- Stated exercise:
The complete listing should be restated exactly.

- Records for the task:
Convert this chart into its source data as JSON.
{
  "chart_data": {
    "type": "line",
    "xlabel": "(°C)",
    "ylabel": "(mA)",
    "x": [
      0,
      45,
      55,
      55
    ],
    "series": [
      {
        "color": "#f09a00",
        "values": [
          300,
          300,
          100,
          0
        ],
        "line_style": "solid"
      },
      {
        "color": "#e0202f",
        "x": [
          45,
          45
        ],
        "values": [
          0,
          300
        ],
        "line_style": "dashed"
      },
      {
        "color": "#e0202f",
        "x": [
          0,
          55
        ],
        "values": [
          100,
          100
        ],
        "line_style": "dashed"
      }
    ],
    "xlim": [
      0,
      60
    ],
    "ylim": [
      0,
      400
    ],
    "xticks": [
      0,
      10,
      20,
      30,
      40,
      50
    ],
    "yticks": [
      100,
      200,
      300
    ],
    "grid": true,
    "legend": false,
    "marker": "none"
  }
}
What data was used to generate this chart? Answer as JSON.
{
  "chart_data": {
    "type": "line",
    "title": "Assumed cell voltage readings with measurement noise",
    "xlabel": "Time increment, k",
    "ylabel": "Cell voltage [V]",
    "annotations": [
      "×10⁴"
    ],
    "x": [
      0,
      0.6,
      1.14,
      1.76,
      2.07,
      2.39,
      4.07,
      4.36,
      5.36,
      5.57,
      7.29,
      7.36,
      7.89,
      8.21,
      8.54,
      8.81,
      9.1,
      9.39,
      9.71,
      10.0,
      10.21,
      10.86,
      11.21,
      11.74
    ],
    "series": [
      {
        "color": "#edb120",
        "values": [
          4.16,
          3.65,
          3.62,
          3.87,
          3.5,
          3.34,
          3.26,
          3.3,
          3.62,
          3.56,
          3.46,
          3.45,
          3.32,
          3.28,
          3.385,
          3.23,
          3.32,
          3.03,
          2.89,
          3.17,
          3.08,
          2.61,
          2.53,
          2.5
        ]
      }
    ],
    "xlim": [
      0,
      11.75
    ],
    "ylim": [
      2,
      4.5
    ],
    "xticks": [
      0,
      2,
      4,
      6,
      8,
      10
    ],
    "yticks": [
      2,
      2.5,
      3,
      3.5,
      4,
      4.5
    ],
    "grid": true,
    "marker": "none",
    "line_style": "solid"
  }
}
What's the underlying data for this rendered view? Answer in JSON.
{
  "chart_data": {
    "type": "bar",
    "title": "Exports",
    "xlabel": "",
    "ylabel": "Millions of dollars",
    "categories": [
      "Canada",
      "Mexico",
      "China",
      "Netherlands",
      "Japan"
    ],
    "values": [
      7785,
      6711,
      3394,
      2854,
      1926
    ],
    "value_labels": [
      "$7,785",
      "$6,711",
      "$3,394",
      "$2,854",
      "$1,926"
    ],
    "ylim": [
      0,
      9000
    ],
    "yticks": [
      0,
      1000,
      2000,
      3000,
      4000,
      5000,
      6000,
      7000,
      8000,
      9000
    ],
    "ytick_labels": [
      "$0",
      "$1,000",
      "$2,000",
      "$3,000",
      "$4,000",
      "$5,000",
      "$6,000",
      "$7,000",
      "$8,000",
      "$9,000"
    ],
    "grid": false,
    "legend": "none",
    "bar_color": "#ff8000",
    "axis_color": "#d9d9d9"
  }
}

- Exercise solution:
Convert this chart into its source data as JSON.
{
  "chart_data": {
    "type": "line",
    "xlabel": "(°C)",
    "ylabel": "(mA)",
    "x": [
      0,
      45,
      55,
      55
    ],
    "series": [
      {
        "color": "#f09a00",
        "values": [
          300,
          300,
          100,
          0
        ],
        "line_style": "solid"
      },
      {
        "color": "#e0202f",
        "x": [
          45,
          45
        ],
        "values": [
          0,
          300
        ],
        "line_style": "dashed"
      },
      {
        "color": "#e0202f",
        "x": [
          0,
          55
        ],
        "values": [
          100,
          100
        ],
        "line_style": "dashed"
      }
    ],
    "xlim": [
      0,
      60
    ],
    "ylim": [
      0,
      400
    ],
    "xticks": [
      0,
      10,
      20,
      30,
      40,
      50
    ],
    "yticks": [
      100,
      200,
      300
    ],
    "grid": true,
    "legend": false,
    "marker": "none"
  }
}
What data was used to generate this chart? Answer as JSON.
{
  "chart_data": {
    "type": "line",
    "title": "Assumed cell voltage readings with measurement noise",
    "xlabel": "Time increment, k",
    "ylabel": "Cell voltage [V]",
    "annotations": [
      "×10⁴"
    ],
    "x": [
      0,
      0.6,
      1.14,
      1.76,
      2.07,
      2.39,
      4.07,
      4.36,
      5.36,
      5.57,
      7.29,
      7.36,
      7.89,
      8.21,
      8.54,
      8.81,
      9.1,
      9.39,
      9.71,
      10.0,
      10.21,
      10.86,
      11.21,
      11.74
    ],
    "series": [
      {
        "color": "#edb120",
        "values": [
          4.16,
          3.65,
          3.62,
          3.87,
          3.5,
          3.34,
          3.26,
          3.3,
          3.62,
          3.56,
          3.46,
          3.45,
          3.32,
          3.28,
          3.385,
          3.23,
          3.32,
          3.03,
          2.89,
          3.17,
          3.08,
          2.61,
          2.53,
          2.5
        ]
      }
    ],
    "xlim": [
      0,
      11.75
    ],
    "ylim": [
      2,
      4.5
    ],
    "xticks": [
      0,
      2,
      4,
      6,
      8,
      10
    ],
    "yticks": [
      2,
      2.5,
      3,
      3.5,
      4,
      4.5
    ],
    "grid": true,
    "marker": "none",
    "line_style": "solid"
  }
}
What's the underlying data for this rendered view? Answer in JSON.
{
  "chart_data": {
    "type": "bar",
    "title": "Exports",
    "xlabel": "",
    "ylabel": "Millions of dollars",
    "categories": [
      "Canada",
      "Mexico",
      "China",
      "Netherlands",
      "Japan"
    ],
    "values": [
      7785,
      6711,
      3394,
      2854,
      1926
    ],
    "value_labels": [
      "$7,785",
      "$6,711",
      "$3,394",
      "$2,854",
      "$1,926"
    ],
    "ylim": [
      0,
      9000
    ],
    "yticks": [
      0,
      1000,
      2000,
      3000,
      4000,
      5000,
      6000,
      7000,
      8000,
      9000
    ],
    "ytick_labels": [
      "$0",
      "$1,000",
      "$2,000",
      "$3,000",
      "$4,000",
      "$5,000",
      "$6,000",
      "$7,000",
      "$8,000",
      "$9,000"
    ],
    "grid": false,
    "legend": "none",
    "bar_color": "#ff8000",
    "axis_color": "#d9d9d9"
  }
}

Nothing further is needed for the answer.